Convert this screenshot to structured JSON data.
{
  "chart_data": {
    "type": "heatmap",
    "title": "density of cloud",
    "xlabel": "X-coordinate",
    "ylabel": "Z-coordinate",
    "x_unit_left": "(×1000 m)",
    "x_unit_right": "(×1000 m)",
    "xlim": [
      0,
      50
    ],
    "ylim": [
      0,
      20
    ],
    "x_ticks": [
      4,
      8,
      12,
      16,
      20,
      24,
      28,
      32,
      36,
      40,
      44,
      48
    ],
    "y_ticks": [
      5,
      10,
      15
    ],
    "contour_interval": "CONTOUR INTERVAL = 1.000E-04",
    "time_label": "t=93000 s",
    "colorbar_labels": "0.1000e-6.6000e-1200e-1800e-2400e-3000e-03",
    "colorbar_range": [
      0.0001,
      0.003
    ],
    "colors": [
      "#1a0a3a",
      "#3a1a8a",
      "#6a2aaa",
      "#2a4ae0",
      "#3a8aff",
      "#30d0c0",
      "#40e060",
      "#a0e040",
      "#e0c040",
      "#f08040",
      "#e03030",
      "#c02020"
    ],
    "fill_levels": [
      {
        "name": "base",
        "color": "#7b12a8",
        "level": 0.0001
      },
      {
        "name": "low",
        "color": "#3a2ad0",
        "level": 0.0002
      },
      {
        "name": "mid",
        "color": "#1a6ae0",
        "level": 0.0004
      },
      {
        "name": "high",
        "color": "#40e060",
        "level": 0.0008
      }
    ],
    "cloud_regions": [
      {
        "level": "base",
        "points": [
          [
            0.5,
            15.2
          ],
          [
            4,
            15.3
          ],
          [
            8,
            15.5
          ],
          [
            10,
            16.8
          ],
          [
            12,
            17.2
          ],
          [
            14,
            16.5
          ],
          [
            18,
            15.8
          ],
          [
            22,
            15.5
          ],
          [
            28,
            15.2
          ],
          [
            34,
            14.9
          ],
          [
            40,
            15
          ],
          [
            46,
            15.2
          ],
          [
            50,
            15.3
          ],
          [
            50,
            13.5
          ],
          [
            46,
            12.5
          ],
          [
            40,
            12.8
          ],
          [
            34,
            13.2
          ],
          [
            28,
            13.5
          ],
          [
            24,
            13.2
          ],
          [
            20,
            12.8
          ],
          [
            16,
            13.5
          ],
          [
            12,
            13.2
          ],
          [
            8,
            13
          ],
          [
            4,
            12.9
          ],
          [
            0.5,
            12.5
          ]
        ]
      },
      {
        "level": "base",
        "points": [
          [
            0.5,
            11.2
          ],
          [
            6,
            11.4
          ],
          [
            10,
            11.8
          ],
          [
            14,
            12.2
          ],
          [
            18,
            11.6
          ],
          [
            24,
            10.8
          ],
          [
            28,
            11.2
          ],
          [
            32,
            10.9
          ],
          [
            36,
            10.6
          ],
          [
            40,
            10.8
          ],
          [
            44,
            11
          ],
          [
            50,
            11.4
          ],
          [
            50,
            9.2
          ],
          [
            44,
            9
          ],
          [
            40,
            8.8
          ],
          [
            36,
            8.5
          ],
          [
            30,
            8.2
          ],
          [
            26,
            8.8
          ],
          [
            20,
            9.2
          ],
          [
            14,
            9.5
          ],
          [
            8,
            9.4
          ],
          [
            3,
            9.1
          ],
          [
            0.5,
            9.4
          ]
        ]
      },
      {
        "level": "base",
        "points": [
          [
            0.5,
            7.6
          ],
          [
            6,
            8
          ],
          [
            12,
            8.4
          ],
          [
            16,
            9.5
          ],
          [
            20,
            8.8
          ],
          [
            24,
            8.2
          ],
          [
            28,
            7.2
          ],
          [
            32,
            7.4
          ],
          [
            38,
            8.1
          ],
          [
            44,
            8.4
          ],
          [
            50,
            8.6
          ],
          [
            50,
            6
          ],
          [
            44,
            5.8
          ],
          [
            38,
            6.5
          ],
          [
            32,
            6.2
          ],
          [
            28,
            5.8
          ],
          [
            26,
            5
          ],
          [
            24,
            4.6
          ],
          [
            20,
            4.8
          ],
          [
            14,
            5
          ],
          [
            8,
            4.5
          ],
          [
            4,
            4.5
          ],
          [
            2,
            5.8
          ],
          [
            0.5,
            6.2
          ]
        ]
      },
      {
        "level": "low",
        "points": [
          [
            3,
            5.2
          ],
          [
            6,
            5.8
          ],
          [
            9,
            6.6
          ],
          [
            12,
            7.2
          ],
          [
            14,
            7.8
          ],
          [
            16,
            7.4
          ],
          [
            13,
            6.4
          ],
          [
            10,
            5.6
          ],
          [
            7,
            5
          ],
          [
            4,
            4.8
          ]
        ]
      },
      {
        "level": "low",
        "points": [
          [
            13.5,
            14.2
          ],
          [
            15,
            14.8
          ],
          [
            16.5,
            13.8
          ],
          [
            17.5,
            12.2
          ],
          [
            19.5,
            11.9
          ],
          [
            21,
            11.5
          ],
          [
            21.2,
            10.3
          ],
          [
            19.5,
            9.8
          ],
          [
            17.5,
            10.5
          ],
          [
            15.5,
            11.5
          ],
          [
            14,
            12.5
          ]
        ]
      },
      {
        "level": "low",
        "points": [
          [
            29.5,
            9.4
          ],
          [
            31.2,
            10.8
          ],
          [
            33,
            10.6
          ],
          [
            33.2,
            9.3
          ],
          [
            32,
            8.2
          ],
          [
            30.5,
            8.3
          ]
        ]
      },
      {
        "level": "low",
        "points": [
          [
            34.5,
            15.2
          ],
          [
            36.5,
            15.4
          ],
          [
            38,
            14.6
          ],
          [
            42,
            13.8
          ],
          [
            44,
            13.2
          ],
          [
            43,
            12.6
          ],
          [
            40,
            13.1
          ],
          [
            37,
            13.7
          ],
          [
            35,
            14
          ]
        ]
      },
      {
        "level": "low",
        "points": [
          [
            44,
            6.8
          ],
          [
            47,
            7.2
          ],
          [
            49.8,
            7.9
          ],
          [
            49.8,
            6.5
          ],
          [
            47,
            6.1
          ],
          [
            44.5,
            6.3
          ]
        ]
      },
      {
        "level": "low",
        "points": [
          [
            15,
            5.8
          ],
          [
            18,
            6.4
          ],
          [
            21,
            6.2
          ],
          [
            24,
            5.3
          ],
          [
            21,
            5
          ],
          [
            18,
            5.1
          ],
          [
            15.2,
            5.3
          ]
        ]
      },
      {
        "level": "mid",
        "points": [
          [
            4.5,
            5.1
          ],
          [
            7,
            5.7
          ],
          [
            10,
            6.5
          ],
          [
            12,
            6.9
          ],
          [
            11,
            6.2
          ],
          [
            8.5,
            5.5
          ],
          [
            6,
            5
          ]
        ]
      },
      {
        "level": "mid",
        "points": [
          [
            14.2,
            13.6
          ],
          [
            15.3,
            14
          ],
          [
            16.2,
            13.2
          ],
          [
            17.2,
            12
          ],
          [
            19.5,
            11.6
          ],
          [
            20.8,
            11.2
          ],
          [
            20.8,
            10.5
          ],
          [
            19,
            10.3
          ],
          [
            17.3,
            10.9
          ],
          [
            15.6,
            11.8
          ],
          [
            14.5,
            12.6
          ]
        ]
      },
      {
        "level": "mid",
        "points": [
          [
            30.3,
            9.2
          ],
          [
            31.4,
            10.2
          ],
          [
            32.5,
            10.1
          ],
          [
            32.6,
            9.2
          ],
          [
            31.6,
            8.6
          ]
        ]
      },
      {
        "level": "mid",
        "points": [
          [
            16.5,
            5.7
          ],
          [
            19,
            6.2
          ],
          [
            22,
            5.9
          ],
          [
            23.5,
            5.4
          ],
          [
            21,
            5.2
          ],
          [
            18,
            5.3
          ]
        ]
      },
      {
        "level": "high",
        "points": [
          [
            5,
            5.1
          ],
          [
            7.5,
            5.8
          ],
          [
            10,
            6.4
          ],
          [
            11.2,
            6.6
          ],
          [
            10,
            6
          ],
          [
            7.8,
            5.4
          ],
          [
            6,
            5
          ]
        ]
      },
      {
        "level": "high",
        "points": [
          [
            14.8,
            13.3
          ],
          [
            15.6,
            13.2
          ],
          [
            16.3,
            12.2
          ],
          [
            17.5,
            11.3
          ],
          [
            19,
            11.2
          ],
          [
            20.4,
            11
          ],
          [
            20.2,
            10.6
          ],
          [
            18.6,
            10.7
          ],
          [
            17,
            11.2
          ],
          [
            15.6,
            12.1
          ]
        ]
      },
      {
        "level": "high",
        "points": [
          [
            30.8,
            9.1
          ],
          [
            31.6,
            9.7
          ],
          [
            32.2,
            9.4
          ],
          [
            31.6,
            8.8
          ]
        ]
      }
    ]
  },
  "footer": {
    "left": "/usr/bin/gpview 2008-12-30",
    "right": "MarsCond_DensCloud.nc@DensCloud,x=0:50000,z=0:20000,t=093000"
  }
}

•••

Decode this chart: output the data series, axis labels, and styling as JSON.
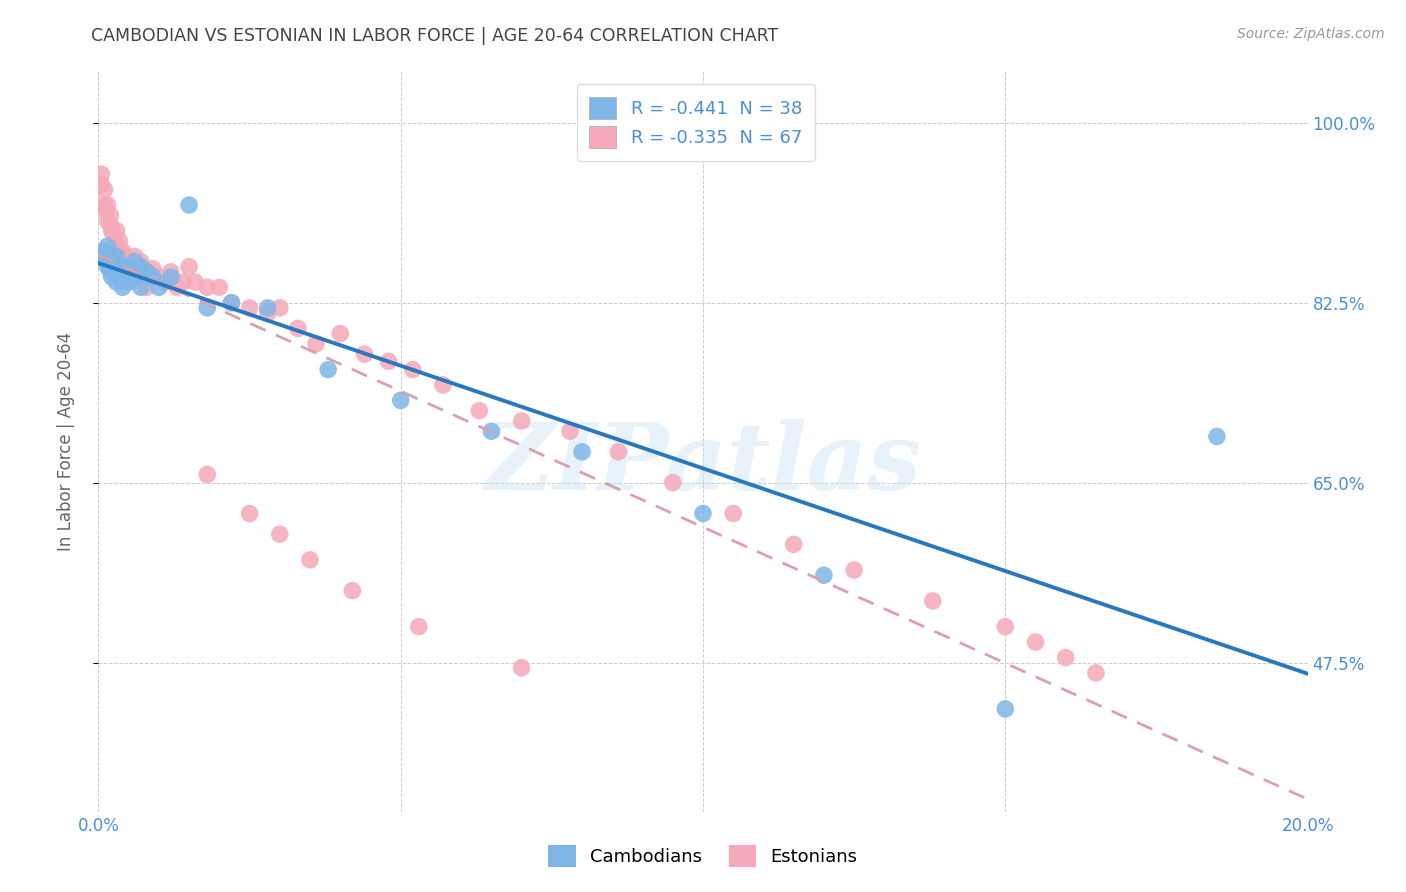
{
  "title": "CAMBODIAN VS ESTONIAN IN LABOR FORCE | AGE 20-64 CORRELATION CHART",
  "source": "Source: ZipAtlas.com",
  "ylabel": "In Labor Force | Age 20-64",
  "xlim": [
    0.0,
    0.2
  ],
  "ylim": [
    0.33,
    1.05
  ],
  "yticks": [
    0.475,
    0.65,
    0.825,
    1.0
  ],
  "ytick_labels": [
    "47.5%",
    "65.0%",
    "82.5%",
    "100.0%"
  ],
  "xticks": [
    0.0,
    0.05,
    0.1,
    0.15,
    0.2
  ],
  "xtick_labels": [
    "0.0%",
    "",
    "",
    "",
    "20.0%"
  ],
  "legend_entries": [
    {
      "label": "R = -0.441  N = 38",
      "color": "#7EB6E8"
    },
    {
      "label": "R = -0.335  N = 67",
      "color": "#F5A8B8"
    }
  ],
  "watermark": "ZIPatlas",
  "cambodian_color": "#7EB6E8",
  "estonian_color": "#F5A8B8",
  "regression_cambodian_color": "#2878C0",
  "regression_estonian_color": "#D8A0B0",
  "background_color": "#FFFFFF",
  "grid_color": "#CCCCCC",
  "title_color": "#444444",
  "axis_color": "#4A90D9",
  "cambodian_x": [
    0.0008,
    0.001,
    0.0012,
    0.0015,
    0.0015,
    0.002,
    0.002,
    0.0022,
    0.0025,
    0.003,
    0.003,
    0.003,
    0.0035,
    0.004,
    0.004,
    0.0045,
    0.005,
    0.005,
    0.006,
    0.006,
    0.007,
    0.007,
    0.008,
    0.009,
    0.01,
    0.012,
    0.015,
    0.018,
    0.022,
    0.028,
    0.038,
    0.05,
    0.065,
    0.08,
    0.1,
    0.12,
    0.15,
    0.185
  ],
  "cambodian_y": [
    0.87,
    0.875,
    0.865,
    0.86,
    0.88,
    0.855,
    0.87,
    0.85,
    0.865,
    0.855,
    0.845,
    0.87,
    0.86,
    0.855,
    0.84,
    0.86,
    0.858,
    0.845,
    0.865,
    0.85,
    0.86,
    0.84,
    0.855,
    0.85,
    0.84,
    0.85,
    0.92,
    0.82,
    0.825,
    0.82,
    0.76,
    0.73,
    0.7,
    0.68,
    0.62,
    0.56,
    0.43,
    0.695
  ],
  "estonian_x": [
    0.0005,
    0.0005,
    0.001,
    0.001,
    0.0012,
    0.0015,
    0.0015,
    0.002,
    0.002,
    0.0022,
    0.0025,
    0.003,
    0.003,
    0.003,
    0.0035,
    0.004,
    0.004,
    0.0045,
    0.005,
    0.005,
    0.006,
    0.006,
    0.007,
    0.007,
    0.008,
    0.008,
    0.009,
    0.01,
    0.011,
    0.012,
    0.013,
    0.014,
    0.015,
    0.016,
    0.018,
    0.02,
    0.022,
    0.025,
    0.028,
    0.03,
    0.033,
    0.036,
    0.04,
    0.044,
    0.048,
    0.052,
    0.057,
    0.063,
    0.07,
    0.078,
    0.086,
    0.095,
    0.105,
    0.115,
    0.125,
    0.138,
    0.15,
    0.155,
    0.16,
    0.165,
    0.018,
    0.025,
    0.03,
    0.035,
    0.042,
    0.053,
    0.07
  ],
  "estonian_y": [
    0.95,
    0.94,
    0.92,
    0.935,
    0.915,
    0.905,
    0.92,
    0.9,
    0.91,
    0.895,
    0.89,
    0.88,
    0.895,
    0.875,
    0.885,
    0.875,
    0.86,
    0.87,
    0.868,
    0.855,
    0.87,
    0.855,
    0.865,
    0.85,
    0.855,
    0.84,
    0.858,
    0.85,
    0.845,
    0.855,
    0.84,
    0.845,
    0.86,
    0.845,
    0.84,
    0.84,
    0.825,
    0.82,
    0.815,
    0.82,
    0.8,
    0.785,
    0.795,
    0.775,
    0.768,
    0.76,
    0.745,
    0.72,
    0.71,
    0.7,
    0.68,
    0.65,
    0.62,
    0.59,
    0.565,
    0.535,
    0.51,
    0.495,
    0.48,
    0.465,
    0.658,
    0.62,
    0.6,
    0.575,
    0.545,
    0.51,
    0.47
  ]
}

•••

* To be done *
Of the lines in this data, how many contain "ylabel"? Reply with only the number.

* Exercise response *
2